** BEGIN RECORDS SHOWN **
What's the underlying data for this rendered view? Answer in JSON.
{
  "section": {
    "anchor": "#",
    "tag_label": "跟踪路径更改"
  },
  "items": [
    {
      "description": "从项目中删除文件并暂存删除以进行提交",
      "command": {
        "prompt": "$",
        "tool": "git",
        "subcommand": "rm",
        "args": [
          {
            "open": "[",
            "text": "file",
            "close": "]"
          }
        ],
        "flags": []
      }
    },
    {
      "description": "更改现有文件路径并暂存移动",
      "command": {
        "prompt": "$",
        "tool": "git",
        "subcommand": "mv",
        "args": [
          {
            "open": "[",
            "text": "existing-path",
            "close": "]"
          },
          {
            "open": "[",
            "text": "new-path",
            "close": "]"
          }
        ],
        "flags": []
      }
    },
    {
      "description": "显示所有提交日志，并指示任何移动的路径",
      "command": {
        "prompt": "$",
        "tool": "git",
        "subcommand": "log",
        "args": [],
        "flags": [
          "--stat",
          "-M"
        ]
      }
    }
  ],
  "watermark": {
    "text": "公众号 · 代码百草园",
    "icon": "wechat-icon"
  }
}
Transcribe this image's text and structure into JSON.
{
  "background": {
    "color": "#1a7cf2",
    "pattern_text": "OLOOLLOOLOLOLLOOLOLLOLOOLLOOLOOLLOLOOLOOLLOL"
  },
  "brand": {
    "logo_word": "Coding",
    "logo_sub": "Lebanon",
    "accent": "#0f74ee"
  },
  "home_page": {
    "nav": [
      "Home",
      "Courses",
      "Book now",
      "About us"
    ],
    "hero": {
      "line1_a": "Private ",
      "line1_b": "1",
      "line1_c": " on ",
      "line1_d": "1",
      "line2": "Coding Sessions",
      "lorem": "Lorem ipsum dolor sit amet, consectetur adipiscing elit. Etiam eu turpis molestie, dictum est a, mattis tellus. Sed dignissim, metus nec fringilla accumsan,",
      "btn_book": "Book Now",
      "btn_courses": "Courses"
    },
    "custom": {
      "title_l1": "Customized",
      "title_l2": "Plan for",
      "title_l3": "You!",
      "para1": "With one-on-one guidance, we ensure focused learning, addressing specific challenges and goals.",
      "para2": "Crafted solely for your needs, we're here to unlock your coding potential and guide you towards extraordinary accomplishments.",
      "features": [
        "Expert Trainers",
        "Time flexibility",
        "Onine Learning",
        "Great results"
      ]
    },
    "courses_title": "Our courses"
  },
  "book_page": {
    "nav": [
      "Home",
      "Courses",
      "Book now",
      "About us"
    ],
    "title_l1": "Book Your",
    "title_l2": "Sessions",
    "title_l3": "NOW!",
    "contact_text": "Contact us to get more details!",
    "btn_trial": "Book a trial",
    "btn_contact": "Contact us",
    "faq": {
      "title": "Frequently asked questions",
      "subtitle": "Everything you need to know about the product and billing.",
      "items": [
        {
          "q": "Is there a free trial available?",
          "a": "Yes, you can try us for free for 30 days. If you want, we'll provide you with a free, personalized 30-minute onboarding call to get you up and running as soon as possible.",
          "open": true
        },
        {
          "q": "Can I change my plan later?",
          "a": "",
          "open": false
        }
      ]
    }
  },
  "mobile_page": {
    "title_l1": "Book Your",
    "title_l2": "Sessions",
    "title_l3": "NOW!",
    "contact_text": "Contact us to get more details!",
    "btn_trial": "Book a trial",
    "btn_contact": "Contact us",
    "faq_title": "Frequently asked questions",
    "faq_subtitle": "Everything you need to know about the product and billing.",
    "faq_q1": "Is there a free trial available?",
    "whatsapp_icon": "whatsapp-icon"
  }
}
** END RECORDS SHOWN **
▶ **INSTRUCTIONS FOR THE TASK**:
Every record above needs to be repeated word for word.

▶ **FINISHED TASK**:
What's the underlying data for this rendered view? Answer in JSON.
{
  "section": {
    "anchor": "#",
    "tag_label": "跟踪路径更改"
  },
  "items": [
    {
      "description": "从项目中删除文件并暂存删除以进行提交",
      "command": {
        "prompt": "$",
        "tool": "git",
        "subcommand": "rm",
        "args": [
          {
            "open": "[",
            "text": "file",
            "close": "]"
          }
        ],
        "flags": []
      }
    },
    {
      "description": "更改现有文件路径并暂存移动",
      "command": {
        "prompt": "$",
        "tool": "git",
        "subcommand": "mv",
        "args": [
          {
            "open": "[",
            "text": "existing-path",
            "close": "]"
          },
          {
            "open": "[",
            "text": "new-path",
            "close": "]"
          }
        ],
        "flags": []
      }
    },
    {
      "description": "显示所有提交日志，并指示任何移动的路径",
      "command": {
        "prompt": "$",
        "tool": "git",
        "subcommand": "log",
        "args": [],
        "flags": [
          "--stat",
          "-M"
        ]
      }
    }
  ],
  "watermark": {
    "text": "公众号 · 代码百草园",
    "icon": "wechat-icon"
  }
}
Transcribe this image's text and structure into JSON.
{
  "background": {
    "color": "#1a7cf2",
    "pattern_text": "OLOOLLOOLOLOLLOOLOLLOLOOLLOOLOOLLOLOOLOOLLOL"
  },
  "brand": {
    "logo_word": "Coding",
    "logo_sub": "Lebanon",
    "accent": "#0f74ee"
  },
  "home_page": {
    "nav": [
      "Home",
      "Courses",
      "Book now",
      "About us"
    ],
    "hero": {
      "line1_a": "Private ",
      "line1_b": "1",
      "line1_c": " on ",
      "line1_d": "1",
      "line2": "Coding Sessions",
      "lorem": "Lorem ipsum dolor sit amet, consectetur adipiscing elit. Etiam eu turpis molestie, dictum est a, mattis tellus. Sed dignissim, metus nec fringilla accumsan,",
      "btn_book": "Book Now",
      "btn_courses": "Courses"
    },
    "custom": {
      "title_l1": "Customized",
      "title_l2": "Plan for",
      "title_l3": "You!",
      "para1": "With one-on-one guidance, we ensure focused learning, addressing specific challenges and goals.",
      "para2": "Crafted solely for your needs, we're here to unlock your coding potential and guide you towards extraordinary accomplishments.",
      "features": [
        "Expert Trainers",
        "Time flexibility",
        "Onine Learning",
        "Great results"
      ]
    },
    "courses_title": "Our courses"
  },
  "book_page": {
    "nav": [
      "Home",
      "Courses",
      "Book now",
      "About us"
    ],
    "title_l1": "Book Your",
    "title_l2": "Sessions",
    "title_l3": "NOW!",
    "contact_text": "Contact us to get more details!",
    "btn_trial": "Book a trial",
    "btn_contact": "Contact us",
    "faq": {
      "title": "Frequently asked questions",
      "subtitle": "Everything you need to know about the product and billing.",
      "items": [
        {
          "q": "Is there a free trial available?",
          "a": "Yes, you can try us for free for 30 days. If you want, we'll provide you with a free, personalized 30-minute onboarding call to get you up and running as soon as possible.",
          "open": true
        },
        {
          "q": "Can I change my plan later?",
          "a": "",
          "open": false
        }
      ]
    }
  },
  "mobile_page": {
    "title_l1": "Book Your",
    "title_l2": "Sessions",
    "title_l3": "NOW!",
    "contact_text": "Contact us to get more details!",
    "btn_trial": "Book a trial",
    "btn_contact": "Contact us",
    "faq_title": "Frequently asked questions",
    "faq_subtitle": "Everything you need to know about the product and billing.",
    "faq_q1": "Is there a free trial available?",
    "whatsapp_icon": "whatsapp-icon"
  }
}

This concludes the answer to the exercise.